所给文本:

****************

CarPlay反复连接30次左右后连不上
背景
最近收到一个Bug,carplay在反复连接30次左右就连不上了;具体现象就是,USB能连上,iAP2鉴权也能通过,但就是建立不起CarPlay Session连接,没办法,只有一行一行添加打印了;
调试
首先CarPlay是Apple_PlugIn这边调用bonjour来发现CarPlay服务的,然后在Apple_Plugin这边添加了很多打印,发现和mdns端通信的socket已经连上了,但在连接30次左右始终没来数据,猜猜是不是bonjour那边出了问题。
先保存一份正常连接情况下的bonjour打印,注意红框地方。
在看出错打打印,
可以看到正常连接情况下,数据是会走ncm0接口的(这是一个IPV6的网络接口),但出错情况下就没有走ncm0,而是走的lo,这是Linux下默认的回环网卡,通过这个接口是肯定不能正常发送网络包给iPhone的。
分析
可以看到正常情况下是会调用SetupInterfaceList这个函数的,由于对bonjour代码不熟,只能硬啃了,猜测这个函数应该就是在某种情况会更新网络接口链表,而出错的情况下没有更新链表,所以才导致连不上,那就看这个函数是哪里调用就可以了。
分析可以看到在程序启动初始化时会调用一次
mDNSexport mStatus mDNSPlatformInit(mDNS *const m)
{
//...
// Tell mDNS core about the network interfaces on this machine.
if (err == mStatus_NoError) err = SetupInterfaceList(m);
}
然后就是下面这个函数也会调用。
mDNSexport mStatus mDNSPlatformPosixRefreshInterfaceList(mDNS *const m)
{
int err;
// This is a pretty heavyweight way to process interface changes --
// destroying the entire interface list and then making fresh one from scratch.
// We should make it like the OS X version, which leaves unchanged interfaces alone.
ClearInterfaceList(m);
err = SetupInterfaceList(m);
return PosixErrorToStatus(err);
}
再看下这个函数是哪里调用的,有几个地方调用了,但下面这个函数最可疑。
mDNSlocal void InterfaceChangeCallback(int fd, short filter, void *context)
{
//...
mDNSu32 changedInterfaces = 0;
do
{
changedInterfaces |= ProcessRoutingNotification(pChgRec->NotifySD);
LogInfo("lqy changedInterfaces = %d\n",changedInterfaces);
}
while (0 < select(pChgRec->NotifySD + 1, &readFDs, (fd_set*) NULL, (fd_set*) NULL, &zeroTimeout));
// Currently we rebuild the entire interface list whenever any interface change is
// detected. If this ever proves to be a performance issue in a multi-homed
// configuration, more care should be paid to changedInterfaces.
if (changedInterfaces)
mDNSPlatformPosixRefreshInterfaceList(pChgRec->mDNS);
}
经过反复测试加打印发现,当不能连接的时候changedInterfaces是等于0的,if语句后面的自然不会执行,而且拔掉重连也不行,发现这个变量始终是0.关键在这行代码:
changedInterfaces |= ProcessRoutingNotification(pChgRec->NotifySD);
那就进去看看它做了什么
mDNSlocal mDNSu32 ProcessRoutingNotification(int sd)

****************

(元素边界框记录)
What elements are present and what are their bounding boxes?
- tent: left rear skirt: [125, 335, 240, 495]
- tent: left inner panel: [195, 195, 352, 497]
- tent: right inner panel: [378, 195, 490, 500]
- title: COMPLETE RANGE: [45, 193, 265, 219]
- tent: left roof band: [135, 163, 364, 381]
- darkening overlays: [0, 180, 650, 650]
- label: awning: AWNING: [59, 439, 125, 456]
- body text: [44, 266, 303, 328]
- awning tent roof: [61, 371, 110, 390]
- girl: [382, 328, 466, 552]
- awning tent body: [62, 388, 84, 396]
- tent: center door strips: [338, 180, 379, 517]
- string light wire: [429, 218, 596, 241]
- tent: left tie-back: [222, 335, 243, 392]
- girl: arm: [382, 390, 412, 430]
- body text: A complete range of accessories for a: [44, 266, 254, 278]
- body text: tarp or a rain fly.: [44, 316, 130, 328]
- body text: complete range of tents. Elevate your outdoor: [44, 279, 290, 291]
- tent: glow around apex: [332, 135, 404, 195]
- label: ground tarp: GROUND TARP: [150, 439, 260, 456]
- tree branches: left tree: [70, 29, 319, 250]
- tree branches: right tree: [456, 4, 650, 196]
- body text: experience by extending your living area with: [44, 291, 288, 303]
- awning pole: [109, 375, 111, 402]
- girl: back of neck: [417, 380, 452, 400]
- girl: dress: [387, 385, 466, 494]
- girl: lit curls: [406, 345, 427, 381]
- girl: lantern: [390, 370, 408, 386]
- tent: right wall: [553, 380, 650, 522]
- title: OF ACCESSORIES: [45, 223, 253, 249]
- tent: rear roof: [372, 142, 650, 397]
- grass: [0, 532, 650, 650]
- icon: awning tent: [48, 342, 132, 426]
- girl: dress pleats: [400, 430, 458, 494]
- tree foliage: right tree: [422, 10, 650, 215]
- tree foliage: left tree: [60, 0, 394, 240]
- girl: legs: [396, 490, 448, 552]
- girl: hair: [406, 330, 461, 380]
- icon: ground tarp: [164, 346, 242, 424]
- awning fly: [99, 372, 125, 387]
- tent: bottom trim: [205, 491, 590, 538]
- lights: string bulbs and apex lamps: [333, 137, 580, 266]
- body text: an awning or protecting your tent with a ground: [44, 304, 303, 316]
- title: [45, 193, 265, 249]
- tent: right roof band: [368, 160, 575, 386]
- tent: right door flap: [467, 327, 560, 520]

****************

任务说明:
a) 根据所给文本,出错情况下数据没有走ncm0,而是走了哪个接口?
b) 编辑元素边界框记录中的行:从第一行开始,到含有"- tent: left roof band: [135, 163, 364, 381]"的那一行结束,把其中的"inner panel"替换为"inner wall",其余内容保持不变,只给出这些行。

逐题解答:
a) 走的是lo,即Linux下默认的回环网卡。

b)
What elements are present and what are their bounding boxes?
- tent: left rear skirt: [125, 335, 240, 495]
- tent: left inner wall: [195, 195, 352, 497]
- tent: right inner wall: [378, 195, 490, 500]
- title: COMPLETE RANGE: [45, 193, 265, 219]
- tent: left roof band: [135, 163, 364, 381]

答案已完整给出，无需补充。